**Objective:**
Copy out every line that contains "两直线平行".

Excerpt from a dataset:
+ + +
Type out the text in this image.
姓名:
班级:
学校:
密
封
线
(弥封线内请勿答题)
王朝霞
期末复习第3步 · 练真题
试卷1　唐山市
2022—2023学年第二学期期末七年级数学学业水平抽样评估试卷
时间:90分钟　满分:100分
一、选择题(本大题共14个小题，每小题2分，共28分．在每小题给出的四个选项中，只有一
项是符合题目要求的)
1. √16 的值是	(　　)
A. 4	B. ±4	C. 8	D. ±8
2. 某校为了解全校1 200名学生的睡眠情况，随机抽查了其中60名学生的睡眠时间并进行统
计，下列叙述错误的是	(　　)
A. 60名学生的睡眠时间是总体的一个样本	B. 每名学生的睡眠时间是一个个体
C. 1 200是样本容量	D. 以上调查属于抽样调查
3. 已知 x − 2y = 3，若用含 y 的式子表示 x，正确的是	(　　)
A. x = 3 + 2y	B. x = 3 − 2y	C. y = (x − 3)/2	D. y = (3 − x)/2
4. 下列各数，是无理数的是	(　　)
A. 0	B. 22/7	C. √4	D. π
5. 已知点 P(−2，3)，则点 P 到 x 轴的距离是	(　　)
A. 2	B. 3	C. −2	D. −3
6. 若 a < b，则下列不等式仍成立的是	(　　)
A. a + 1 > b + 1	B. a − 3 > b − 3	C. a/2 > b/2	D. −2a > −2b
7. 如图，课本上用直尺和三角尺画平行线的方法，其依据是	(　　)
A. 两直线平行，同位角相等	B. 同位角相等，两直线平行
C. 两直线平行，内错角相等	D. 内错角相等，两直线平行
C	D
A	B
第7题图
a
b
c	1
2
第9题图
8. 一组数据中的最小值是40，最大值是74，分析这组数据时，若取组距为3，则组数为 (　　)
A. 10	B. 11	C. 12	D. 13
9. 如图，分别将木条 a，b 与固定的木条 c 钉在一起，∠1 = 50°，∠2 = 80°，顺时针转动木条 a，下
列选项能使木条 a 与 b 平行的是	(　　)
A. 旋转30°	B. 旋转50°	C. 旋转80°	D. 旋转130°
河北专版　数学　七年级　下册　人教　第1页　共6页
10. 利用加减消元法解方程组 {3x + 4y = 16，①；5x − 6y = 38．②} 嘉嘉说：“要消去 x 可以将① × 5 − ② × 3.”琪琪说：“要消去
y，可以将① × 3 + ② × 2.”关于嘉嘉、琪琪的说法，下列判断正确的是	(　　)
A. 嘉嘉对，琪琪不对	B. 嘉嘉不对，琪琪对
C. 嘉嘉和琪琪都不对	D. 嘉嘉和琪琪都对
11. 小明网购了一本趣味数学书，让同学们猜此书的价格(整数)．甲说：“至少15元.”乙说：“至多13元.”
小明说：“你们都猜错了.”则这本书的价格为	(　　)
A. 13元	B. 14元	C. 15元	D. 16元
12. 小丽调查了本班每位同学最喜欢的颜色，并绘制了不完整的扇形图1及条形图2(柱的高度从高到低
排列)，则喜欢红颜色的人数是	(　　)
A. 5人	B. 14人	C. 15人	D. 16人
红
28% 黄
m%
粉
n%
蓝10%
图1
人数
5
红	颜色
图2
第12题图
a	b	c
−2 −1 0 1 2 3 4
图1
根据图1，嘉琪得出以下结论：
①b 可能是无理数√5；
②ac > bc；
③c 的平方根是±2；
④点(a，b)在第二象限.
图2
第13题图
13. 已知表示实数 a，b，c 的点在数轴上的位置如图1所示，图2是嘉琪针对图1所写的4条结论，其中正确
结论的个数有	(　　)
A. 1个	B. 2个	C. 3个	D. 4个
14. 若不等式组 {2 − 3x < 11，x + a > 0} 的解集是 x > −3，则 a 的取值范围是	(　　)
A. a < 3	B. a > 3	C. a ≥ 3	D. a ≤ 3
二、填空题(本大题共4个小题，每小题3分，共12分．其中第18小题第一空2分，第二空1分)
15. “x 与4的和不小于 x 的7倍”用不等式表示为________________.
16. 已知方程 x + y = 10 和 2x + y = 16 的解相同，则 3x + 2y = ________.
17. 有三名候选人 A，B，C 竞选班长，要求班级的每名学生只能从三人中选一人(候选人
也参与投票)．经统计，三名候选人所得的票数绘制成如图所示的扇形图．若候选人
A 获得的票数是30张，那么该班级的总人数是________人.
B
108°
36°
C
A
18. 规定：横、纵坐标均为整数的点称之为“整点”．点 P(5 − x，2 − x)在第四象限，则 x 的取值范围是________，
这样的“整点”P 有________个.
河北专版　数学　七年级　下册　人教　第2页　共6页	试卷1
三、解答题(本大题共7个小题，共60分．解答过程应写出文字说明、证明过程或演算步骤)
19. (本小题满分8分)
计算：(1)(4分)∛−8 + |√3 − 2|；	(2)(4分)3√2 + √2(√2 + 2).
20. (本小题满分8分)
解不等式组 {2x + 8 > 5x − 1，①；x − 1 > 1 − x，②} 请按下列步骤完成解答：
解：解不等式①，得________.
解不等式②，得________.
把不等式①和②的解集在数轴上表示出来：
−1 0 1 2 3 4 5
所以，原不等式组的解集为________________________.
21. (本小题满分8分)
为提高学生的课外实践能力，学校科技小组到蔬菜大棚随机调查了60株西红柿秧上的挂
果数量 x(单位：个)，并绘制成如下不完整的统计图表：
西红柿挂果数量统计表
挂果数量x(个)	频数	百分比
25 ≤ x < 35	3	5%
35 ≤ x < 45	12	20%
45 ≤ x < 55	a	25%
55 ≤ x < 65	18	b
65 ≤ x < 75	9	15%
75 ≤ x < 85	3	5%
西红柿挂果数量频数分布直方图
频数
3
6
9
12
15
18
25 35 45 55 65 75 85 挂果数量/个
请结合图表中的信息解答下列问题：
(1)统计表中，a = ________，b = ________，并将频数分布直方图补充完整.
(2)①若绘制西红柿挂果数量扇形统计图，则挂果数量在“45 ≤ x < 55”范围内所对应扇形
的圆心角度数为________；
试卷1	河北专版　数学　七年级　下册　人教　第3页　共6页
+ + +
**Exercise solution:**
A. 两直线平行，同位角相等	B. 同位角相等，两直线平行
C. 两直线平行，内错角相等	D. 内错角相等，两直线平行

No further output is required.